**The problem:** Read the data and repeat it in full, exactly.

**Raw records:**
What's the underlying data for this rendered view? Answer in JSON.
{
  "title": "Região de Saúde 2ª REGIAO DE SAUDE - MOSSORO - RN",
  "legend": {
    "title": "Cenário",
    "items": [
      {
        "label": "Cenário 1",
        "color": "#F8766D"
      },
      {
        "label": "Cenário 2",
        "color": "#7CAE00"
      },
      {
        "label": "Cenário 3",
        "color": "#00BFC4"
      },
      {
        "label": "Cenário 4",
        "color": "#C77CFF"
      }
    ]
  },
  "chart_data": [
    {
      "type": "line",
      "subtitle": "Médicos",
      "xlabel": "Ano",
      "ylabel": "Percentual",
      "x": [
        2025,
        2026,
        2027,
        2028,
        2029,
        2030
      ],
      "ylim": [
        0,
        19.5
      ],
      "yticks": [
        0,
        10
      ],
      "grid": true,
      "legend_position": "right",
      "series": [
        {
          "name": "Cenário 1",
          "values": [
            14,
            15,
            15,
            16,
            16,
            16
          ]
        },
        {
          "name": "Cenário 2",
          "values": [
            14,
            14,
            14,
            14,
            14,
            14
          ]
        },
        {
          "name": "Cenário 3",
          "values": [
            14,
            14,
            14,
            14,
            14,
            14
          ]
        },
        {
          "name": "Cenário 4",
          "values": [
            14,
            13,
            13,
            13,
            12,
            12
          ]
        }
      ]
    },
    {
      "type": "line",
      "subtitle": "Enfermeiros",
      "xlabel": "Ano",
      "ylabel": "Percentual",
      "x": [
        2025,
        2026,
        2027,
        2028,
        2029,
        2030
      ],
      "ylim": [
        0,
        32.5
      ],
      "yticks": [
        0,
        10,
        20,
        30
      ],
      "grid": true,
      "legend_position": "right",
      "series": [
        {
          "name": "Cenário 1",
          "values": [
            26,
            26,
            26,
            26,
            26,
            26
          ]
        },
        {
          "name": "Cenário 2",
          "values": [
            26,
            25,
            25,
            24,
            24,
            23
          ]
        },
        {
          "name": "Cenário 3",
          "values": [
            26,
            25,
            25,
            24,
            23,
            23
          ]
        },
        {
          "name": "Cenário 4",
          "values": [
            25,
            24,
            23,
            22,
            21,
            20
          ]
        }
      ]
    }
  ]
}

**Full response:**
What's the underlying data for this rendered view? Answer in JSON.
{
  "title": "Região de Saúde 2ª REGIAO DE SAUDE - MOSSORO - RN",
  "legend": {
    "title": "Cenário",
    "items": [
      {
        "label": "Cenário 1",
        "color": "#F8766D"
      },
      {
        "label": "Cenário 2",
        "color": "#7CAE00"
      },
      {
        "label": "Cenário 3",
        "color": "#00BFC4"
      },
      {
        "label": "Cenário 4",
        "color": "#C77CFF"
      }
    ]
  },
  "chart_data": [
    {
      "type": "line",
      "subtitle": "Médicos",
      "xlabel": "Ano",
      "ylabel": "Percentual",
      "x": [
        2025,
        2026,
        2027,
        2028,
        2029,
        2030
      ],
      "ylim": [
        0,
        19.5
      ],
      "yticks": [
        0,
        10
      ],
      "grid": true,
      "legend_position": "right",
      "series": [
        {
          "name": "Cenário 1",
          "values": [
            14,
            15,
            15,
            16,
            16,
            16
          ]
        },
        {
          "name": "Cenário 2",
          "values": [
            14,
            14,
            14,
            14,
            14,
            14
          ]
        },
        {
          "name": "Cenário 3",
          "values": [
            14,
            14,
            14,
            14,
            14,
            14
          ]
        },
        {
          "name": "Cenário 4",
          "values": [
            14,
            13,
            13,
            13,
            12,
            12
          ]
        }
      ]
    },
    {
      "type": "line",
      "subtitle": "Enfermeiros",
      "xlabel": "Ano",
      "ylabel": "Percentual",
      "x": [
        2025,
        2026,
        2027,
        2028,
        2029,
        2030
      ],
      "ylim": [
        0,
        32.5
      ],
      "yticks": [
        0,
        10,
        20,
        30
      ],
      "grid": true,
      "legend_position": "right",
      "series": [
        {
          "name": "Cenário 1",
          "values": [
            26,
            26,
            26,
            26,
            26,
            26
          ]
        },
        {
          "name": "Cenário 2",
          "values": [
            26,
            25,
            25,
            24,
            24,
            23
          ]
        },
        {
          "name": "Cenário 3",
          "values": [
            26,
            25,
            25,
            24,
            23,
            23
          ]
        },
        {
          "name": "Cenário 4",
          "values": [
            25,
            24,
            23,
            22,
            21,
            20
          ]
        }
      ]
    }
  ]
}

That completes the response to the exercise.